** begin Provided data **
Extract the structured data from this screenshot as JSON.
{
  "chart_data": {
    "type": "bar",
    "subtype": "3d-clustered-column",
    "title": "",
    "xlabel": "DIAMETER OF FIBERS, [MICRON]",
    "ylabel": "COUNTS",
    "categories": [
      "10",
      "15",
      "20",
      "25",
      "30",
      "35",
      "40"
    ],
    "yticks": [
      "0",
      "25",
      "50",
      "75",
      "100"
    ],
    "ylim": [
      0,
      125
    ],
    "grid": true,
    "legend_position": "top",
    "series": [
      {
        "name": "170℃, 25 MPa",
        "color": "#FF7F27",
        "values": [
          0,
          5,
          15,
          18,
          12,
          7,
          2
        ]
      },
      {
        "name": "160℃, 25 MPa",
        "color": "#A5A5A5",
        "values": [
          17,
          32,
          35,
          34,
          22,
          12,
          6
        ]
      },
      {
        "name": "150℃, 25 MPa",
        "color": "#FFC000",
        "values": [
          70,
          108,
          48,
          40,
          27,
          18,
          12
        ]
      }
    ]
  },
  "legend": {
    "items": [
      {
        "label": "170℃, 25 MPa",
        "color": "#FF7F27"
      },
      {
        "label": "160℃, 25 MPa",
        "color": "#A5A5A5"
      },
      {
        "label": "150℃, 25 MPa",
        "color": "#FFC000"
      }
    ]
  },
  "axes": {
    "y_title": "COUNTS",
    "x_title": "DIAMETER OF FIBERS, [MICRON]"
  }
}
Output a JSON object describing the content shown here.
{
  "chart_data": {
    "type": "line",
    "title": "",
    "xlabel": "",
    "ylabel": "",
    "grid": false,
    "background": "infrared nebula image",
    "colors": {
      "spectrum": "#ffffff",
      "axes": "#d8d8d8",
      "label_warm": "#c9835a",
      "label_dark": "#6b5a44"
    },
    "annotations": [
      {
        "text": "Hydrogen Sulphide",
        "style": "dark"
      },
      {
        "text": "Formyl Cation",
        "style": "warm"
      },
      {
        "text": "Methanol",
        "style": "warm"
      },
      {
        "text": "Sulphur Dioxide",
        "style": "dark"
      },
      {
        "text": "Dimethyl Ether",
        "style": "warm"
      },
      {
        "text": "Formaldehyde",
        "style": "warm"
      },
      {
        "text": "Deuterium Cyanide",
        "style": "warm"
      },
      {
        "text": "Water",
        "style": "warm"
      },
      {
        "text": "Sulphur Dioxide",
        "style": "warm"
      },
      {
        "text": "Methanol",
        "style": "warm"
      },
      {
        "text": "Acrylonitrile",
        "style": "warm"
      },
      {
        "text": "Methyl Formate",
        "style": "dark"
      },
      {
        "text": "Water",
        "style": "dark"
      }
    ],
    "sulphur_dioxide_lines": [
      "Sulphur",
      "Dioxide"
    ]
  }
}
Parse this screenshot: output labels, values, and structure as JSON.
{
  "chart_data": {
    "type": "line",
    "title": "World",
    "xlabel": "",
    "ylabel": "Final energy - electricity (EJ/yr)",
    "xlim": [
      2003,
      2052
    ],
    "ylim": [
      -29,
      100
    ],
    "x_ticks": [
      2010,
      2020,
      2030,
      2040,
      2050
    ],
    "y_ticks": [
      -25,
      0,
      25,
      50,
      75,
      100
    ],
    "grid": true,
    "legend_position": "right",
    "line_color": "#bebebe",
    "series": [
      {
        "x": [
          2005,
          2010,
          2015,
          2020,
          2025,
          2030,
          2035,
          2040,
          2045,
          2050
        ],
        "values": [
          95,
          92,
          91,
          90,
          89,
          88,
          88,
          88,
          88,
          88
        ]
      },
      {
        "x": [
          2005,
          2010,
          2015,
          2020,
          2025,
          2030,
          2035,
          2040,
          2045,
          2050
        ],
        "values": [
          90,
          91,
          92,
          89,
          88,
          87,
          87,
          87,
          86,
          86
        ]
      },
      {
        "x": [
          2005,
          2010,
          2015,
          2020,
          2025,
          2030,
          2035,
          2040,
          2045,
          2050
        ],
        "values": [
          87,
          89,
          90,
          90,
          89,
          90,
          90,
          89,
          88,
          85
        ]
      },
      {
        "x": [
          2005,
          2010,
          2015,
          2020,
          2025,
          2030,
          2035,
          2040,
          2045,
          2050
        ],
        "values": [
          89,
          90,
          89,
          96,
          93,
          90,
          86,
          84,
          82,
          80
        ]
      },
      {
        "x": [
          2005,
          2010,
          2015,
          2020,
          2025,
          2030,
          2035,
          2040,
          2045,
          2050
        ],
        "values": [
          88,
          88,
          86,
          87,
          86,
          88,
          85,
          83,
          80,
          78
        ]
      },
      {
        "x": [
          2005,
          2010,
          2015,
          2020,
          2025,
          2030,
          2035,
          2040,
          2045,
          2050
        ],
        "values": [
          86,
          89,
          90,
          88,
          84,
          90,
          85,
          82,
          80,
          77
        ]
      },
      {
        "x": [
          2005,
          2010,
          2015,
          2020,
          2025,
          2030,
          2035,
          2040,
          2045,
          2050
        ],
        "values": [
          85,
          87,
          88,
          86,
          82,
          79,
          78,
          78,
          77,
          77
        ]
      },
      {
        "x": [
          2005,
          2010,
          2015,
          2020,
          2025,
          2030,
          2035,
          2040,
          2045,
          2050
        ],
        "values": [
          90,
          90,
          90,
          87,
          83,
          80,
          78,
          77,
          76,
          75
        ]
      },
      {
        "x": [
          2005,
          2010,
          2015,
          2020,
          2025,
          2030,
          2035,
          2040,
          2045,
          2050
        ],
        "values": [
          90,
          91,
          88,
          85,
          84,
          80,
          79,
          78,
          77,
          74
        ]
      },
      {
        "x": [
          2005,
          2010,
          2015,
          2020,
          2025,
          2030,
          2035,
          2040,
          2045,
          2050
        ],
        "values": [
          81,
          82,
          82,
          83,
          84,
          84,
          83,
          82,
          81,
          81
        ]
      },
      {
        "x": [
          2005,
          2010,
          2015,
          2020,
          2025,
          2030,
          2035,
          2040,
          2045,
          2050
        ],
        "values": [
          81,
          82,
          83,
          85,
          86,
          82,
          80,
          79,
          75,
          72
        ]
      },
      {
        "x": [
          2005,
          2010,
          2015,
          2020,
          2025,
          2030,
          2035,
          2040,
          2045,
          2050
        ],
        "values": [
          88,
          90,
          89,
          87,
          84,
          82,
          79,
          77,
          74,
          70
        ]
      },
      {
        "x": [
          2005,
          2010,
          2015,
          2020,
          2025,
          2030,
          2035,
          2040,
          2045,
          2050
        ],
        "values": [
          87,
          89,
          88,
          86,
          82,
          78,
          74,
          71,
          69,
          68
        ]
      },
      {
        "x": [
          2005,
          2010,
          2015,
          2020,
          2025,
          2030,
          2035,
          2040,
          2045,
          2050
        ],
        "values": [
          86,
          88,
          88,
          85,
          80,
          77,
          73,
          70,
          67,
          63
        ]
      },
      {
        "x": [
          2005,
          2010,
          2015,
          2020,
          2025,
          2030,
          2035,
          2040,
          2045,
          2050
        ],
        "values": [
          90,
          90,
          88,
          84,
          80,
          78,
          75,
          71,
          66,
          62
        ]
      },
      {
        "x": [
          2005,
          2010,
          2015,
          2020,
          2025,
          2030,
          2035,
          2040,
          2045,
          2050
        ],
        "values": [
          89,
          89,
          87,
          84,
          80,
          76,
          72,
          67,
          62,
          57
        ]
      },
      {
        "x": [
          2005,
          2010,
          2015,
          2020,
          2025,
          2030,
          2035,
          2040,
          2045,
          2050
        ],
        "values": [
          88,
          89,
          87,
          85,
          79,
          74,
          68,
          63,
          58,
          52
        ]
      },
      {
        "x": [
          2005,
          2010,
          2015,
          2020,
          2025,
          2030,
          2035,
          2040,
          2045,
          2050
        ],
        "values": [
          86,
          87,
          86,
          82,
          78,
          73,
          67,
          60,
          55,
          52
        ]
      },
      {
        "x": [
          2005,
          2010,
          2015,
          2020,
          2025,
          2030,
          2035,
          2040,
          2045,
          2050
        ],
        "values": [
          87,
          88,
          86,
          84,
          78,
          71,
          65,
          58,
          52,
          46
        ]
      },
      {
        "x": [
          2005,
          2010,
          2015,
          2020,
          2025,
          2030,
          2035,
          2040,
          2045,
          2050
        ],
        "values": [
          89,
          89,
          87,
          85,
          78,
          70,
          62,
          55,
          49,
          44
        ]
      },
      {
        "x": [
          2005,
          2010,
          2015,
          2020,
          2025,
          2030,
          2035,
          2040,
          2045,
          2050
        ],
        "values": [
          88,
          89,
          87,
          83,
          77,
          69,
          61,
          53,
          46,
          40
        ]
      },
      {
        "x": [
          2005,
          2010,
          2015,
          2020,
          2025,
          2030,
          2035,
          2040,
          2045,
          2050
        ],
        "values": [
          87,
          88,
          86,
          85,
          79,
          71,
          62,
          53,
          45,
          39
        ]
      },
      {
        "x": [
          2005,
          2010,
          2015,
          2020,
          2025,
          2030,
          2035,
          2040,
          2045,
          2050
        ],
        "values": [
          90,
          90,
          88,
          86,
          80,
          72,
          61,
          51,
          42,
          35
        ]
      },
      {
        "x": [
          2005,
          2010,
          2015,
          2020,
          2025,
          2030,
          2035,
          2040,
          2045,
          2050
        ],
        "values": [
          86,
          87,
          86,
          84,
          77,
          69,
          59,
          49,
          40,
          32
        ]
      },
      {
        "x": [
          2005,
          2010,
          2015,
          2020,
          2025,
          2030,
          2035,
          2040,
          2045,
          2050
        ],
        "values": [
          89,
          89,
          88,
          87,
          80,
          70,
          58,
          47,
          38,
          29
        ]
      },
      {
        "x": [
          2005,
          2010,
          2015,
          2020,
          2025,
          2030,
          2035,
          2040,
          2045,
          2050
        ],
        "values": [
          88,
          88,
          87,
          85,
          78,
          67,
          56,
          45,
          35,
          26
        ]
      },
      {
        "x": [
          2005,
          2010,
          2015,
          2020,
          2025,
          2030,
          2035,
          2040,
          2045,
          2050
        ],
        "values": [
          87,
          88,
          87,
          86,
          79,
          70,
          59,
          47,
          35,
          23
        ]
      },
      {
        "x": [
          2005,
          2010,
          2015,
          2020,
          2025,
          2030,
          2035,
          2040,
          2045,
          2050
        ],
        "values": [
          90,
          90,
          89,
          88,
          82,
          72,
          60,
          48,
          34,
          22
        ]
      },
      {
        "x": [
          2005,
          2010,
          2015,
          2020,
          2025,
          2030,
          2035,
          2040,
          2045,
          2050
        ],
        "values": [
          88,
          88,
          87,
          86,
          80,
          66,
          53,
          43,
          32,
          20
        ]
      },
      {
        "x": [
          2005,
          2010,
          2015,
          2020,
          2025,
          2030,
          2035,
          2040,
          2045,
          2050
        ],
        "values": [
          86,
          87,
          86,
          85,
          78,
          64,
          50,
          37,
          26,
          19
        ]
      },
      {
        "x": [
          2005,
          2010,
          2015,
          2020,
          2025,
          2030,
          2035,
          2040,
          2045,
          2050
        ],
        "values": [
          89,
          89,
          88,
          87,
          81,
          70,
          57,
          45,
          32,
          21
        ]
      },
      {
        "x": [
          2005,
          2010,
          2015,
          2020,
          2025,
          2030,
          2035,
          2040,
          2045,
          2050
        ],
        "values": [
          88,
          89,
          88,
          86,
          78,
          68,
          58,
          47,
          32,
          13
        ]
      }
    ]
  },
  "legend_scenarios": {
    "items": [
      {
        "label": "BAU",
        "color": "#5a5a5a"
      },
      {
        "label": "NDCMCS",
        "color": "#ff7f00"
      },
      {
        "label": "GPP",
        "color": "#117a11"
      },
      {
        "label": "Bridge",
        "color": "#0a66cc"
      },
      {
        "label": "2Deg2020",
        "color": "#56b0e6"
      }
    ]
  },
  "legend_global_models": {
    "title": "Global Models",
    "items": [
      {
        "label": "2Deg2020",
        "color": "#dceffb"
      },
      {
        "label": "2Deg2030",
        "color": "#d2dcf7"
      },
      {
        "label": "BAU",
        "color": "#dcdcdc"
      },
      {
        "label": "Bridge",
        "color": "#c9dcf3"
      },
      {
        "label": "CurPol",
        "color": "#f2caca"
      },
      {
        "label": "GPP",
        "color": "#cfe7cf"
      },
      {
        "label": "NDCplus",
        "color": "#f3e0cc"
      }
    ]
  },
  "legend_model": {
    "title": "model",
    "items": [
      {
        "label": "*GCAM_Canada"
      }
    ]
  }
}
** end Provided data **
**What is asked**
Pick out the lines above that hold the string "JSON" and show them.

**Solution to this task**
Extract the structured data from this screenshot as JSON.
Output a JSON object describing the content shown here.
Parse this screenshot: output labels, values, and structure as JSON.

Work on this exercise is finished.